** start **
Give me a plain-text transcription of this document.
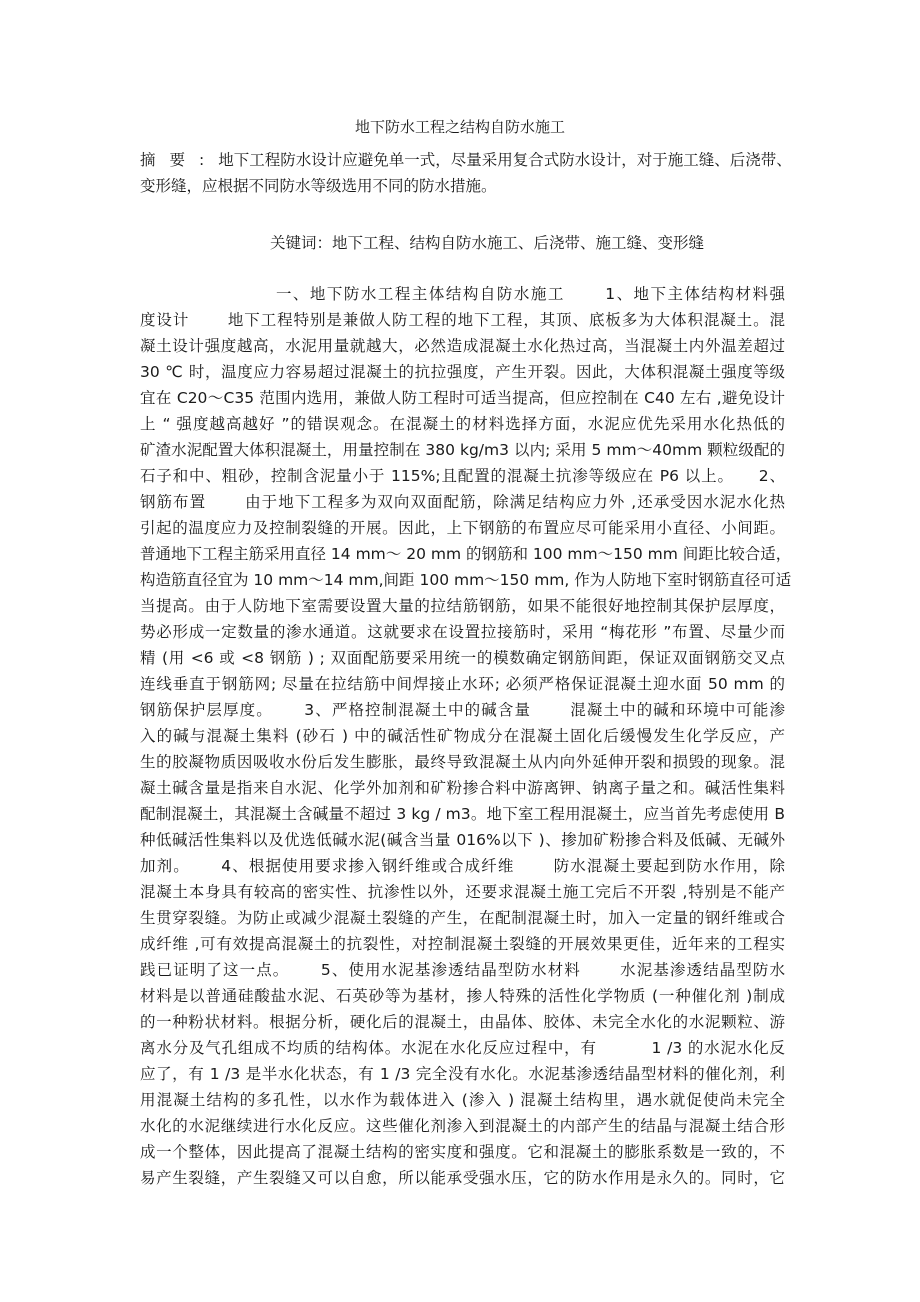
地下防水工程之结构自防水施工
摘要:地下工程防水设计应避免单一式，尽量采用复合式防水设计，对于施工缝、后浇带、
变形缝，应根据不同防水等级选用不同的防水措施。
关键词：地下工程、结构自防水施工、后浇带、施工缝、变形缝
　　　　　　　　一、地下防水工程主体结构自防水施工　　 1、地下主体结构材料强
度设计　　 地下工程特别是兼做人防工程的地下工程，其顶、底板多为大体积混凝土。混
凝土设计强度越高，水泥用量就越大，必然造成混凝土水化热过高，当混凝土内外温差超过
30 ℃ 时，温度应力容易超过混凝土的抗拉强度，产生开裂。因此，大体积混凝土强度等级
宜在 C20～C35 范围内选用，兼做人防工程时可适当提高，但应控制在 C40 左右 ,避免设计
上 “ 强度越高越好 ”的错误观念。在混凝土的材料选择方面，水泥应优先采用水化热低的
矿渣水泥配置大体积混凝土，用量控制在 380 kg/m3 以内; 采用 5 mm～40mm 颗粒级配的
石子和中、粗砂，控制含泥量小于 115%;且配置的混凝土抗渗等级应在 P6 以上。　　2、
钢筋布置　　 由于地下工程多为双向双面配筋，除满足结构应力外 ,还承受因水泥水化热
引起的温度应力及控制裂缝的开展。因此，上下钢筋的布置应尽可能采用小直径、小间距。
普通地下工程主筋采用直径 14 mm～ 20 mm 的钢筋和 100 mm～150 mm 间距比较合适，
构造筋直径宜为 10 mm～14 mm,间距 100 mm～150 mm, 作为人防地下室时钢筋直径可适
当提高。由于人防地下室需要设置大量的拉结筋钢筋，如果不能很好地控制其保护层厚度，
势必形成一定数量的渗水通道。这就要求在设置拉接筋时，采用 “梅花形 ”布置、尽量少而
精 (用 <6 或 <8 钢筋 ) ; 双面配筋要采用统一的模数确定钢筋间距，保证双面钢筋交叉点
连线垂直于钢筋网; 尽量在拉结筋中间焊接止水环; 必须严格保证混凝土迎水面 50 mm 的
钢筋保护层厚度。　　 3、严格控制混凝土中的碱含量　　 混凝土中的碱和环境中可能渗
入的碱与混凝土集料 (砂石 ) 中的碱活性矿物成分在混凝土固化后缓慢发生化学反应，产
生的胶凝物质因吸收水份后发生膨胀，最终导致混凝土从内向外延伸开裂和损毁的现象。混
凝土碱含量是指来自水泥、化学外加剂和矿粉掺合料中游离钾、钠离子量之和。碱活性集料
配制混凝土，其混凝土含碱量不超过 3 kg / m3。地下室工程用混凝土，应当首先考虑使用 B
种低碱活性集料以及优选低碱水泥(碱含当量 016%以下 )、掺加矿粉掺合料及低碱、无碱外
加剂。　　 4、根据使用要求掺入钢纤维或合成纤维　　 防水混凝土要起到防水作用，除
混凝土本身具有较高的密实性、抗渗性以外，还要求混凝土施工完后不开裂 ,特别是不能产
生贯穿裂缝。为防止或减少混凝土裂缝的产生，在配制混凝土时，加入一定量的钢纤维或合
成纤维 ,可有效提高混凝土的抗裂性，对控制混凝土裂缝的开展效果更佳，近年来的工程实
践已证明了这一点。　　 5、使用水泥基渗透结晶型防水材料　　 水泥基渗透结晶型防水
材料是以普通硅酸盐水泥、石英砂等为基材，掺人特殊的活性化学物质 (一种催化剂 )制成
的一种粉状材料。根据分析，硬化后的混凝土，由晶体、胶体、未完全水化的水泥颗粒、游
离水分及气孔组成不均质的结构体。水泥在水化反应过程中，有　　　 1 /3 的水泥水化反
应了，有 1 /3 是半水化状态，有 1 /3 完全没有水化。水泥基渗透结晶型材料的催化剂，利
用混凝土结构的多孔性，以水作为载体进入 (渗入 ) 混凝土结构里，遇水就促使尚未完全
水化的水泥继续进行水化反应。这些催化剂渗入到混凝土的内部产生的结晶与混凝土结合形
成一个整体，因此提高了混凝土结构的密实度和强度。它和混凝土的膨胀系数是一致的，不
易产生裂缝，产生裂缝又可以自愈，所以能承受强水压，它的防水作用是永久的。同时，它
** end **
■ **Aim of the exercise**: Repeat all the records above exactly, leaving out any pictures.

■ **The solution**:
Give me a plain-text transcription of this document.
地下防水工程之结构自防水施工
摘要:地下工程防水设计应避免单一式，尽量采用复合式防水设计，对于施工缝、后浇带、
变形缝，应根据不同防水等级选用不同的防水措施。
关键词：地下工程、结构自防水施工、后浇带、施工缝、变形缝
　　　　　　　　一、地下防水工程主体结构自防水施工　　 1、地下主体结构材料强
度设计　　 地下工程特别是兼做人防工程的地下工程，其顶、底板多为大体积混凝土。混
凝土设计强度越高，水泥用量就越大，必然造成混凝土水化热过高，当混凝土内外温差超过
30 ℃ 时，温度应力容易超过混凝土的抗拉强度，产生开裂。因此，大体积混凝土强度等级
宜在 C20～C35 范围内选用，兼做人防工程时可适当提高，但应控制在 C40 左右 ,避免设计
上 “ 强度越高越好 ”的错误观念。在混凝土的材料选择方面，水泥应优先采用水化热低的
矿渣水泥配置大体积混凝土，用量控制在 380 kg/m3 以内; 采用 5 mm～40mm 颗粒级配的
石子和中、粗砂，控制含泥量小于 115%;且配置的混凝土抗渗等级应在 P6 以上。　　2、
钢筋布置　　 由于地下工程多为双向双面配筋，除满足结构应力外 ,还承受因水泥水化热
引起的温度应力及控制裂缝的开展。因此，上下钢筋的布置应尽可能采用小直径、小间距。
普通地下工程主筋采用直径 14 mm～ 20 mm 的钢筋和 100 mm～150 mm 间距比较合适，
构造筋直径宜为 10 mm～14 mm,间距 100 mm～150 mm, 作为人防地下室时钢筋直径可适
当提高。由于人防地下室需要设置大量的拉结筋钢筋，如果不能很好地控制其保护层厚度，
势必形成一定数量的渗水通道。这就要求在设置拉接筋时，采用 “梅花形 ”布置、尽量少而
精 (用 <6 或 <8 钢筋 ) ; 双面配筋要采用统一的模数确定钢筋间距，保证双面钢筋交叉点
连线垂直于钢筋网; 尽量在拉结筋中间焊接止水环; 必须严格保证混凝土迎水面 50 mm 的
钢筋保护层厚度。　　 3、严格控制混凝土中的碱含量　　 混凝土中的碱和环境中可能渗
入的碱与混凝土集料 (砂石 ) 中的碱活性矿物成分在混凝土固化后缓慢发生化学反应，产
生的胶凝物质因吸收水份后发生膨胀，最终导致混凝土从内向外延伸开裂和损毁的现象。混
凝土碱含量是指来自水泥、化学外加剂和矿粉掺合料中游离钾、钠离子量之和。碱活性集料
配制混凝土，其混凝土含碱量不超过 3 kg / m3。地下室工程用混凝土，应当首先考虑使用 B
种低碱活性集料以及优选低碱水泥(碱含当量 016%以下 )、掺加矿粉掺合料及低碱、无碱外
加剂。　　 4、根据使用要求掺入钢纤维或合成纤维　　 防水混凝土要起到防水作用，除
混凝土本身具有较高的密实性、抗渗性以外，还要求混凝土施工完后不开裂 ,特别是不能产
生贯穿裂缝。为防止或减少混凝土裂缝的产生，在配制混凝土时，加入一定量的钢纤维或合
成纤维 ,可有效提高混凝土的抗裂性，对控制混凝土裂缝的开展效果更佳，近年来的工程实
践已证明了这一点。　　 5、使用水泥基渗透结晶型防水材料　　 水泥基渗透结晶型防水
材料是以普通硅酸盐水泥、石英砂等为基材，掺人特殊的活性化学物质 (一种催化剂 )制成
的一种粉状材料。根据分析，硬化后的混凝土，由晶体、胶体、未完全水化的水泥颗粒、游
离水分及气孔组成不均质的结构体。水泥在水化反应过程中，有　　　 1 /3 的水泥水化反
应了，有 1 /3 是半水化状态，有 1 /3 完全没有水化。水泥基渗透结晶型材料的催化剂，利
用混凝土结构的多孔性，以水作为载体进入 (渗入 ) 混凝土结构里，遇水就促使尚未完全
水化的水泥继续进行水化反应。这些催化剂渗入到混凝土的内部产生的结晶与混凝土结合形
成一个整体，因此提高了混凝土结构的密实度和强度。它和混凝土的膨胀系数是一致的，不
易产生裂缝，产生裂缝又可以自愈，所以能承受强水压，它的防水作用是永久的。同时，它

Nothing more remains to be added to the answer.